**EXERCISE DETAILS**:
Determine which lines contain the word "question", then copy those lines.
-*-*-
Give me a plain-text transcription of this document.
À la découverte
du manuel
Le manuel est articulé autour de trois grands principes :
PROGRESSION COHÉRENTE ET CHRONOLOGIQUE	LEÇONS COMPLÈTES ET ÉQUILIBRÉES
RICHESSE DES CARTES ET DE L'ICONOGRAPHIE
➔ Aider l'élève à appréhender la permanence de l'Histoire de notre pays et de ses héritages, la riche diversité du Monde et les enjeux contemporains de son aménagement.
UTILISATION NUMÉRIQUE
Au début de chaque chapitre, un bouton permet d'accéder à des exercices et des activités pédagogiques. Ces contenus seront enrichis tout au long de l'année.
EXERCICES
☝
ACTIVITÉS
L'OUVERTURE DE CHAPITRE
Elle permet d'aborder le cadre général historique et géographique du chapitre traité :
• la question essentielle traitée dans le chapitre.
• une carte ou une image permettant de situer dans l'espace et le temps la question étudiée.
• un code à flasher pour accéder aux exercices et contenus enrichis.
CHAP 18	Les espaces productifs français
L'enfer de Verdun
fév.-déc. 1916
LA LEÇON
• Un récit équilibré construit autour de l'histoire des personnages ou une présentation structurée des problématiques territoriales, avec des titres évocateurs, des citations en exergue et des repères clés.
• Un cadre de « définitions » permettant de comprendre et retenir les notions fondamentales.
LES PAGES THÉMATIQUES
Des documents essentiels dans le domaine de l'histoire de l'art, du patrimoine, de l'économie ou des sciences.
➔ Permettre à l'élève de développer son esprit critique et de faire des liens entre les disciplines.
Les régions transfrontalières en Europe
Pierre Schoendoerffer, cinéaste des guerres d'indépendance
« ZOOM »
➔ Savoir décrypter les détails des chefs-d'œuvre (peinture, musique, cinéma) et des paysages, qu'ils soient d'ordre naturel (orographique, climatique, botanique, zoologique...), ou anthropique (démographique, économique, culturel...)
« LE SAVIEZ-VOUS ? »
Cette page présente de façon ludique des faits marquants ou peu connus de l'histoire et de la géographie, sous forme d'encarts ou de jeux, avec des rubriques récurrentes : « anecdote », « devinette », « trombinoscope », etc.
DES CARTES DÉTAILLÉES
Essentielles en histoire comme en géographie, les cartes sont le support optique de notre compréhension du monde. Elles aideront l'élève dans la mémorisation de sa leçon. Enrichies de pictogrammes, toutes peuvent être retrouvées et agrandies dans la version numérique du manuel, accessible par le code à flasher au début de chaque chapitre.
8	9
-*-*-
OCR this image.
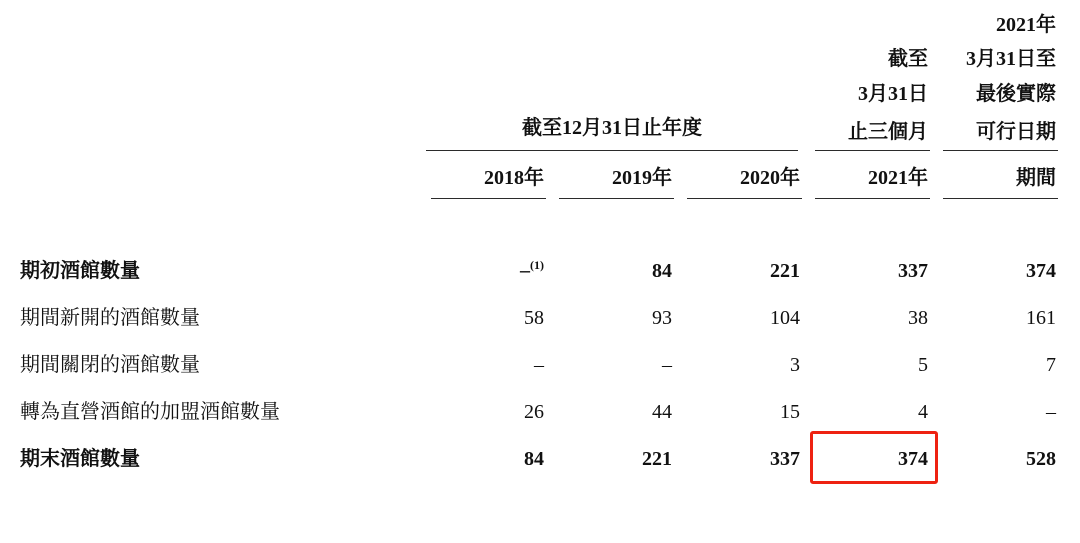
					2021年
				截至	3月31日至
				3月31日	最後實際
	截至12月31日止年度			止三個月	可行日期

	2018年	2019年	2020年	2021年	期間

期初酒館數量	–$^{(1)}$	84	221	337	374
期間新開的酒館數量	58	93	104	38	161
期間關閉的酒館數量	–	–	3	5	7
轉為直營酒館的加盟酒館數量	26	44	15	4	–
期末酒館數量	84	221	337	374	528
-*-*-
**TASK ANSWER**:
• la question essentielle traitée dans le chapitre.
• une carte ou une image permettant de situer dans l'espace et le temps la question étudiée.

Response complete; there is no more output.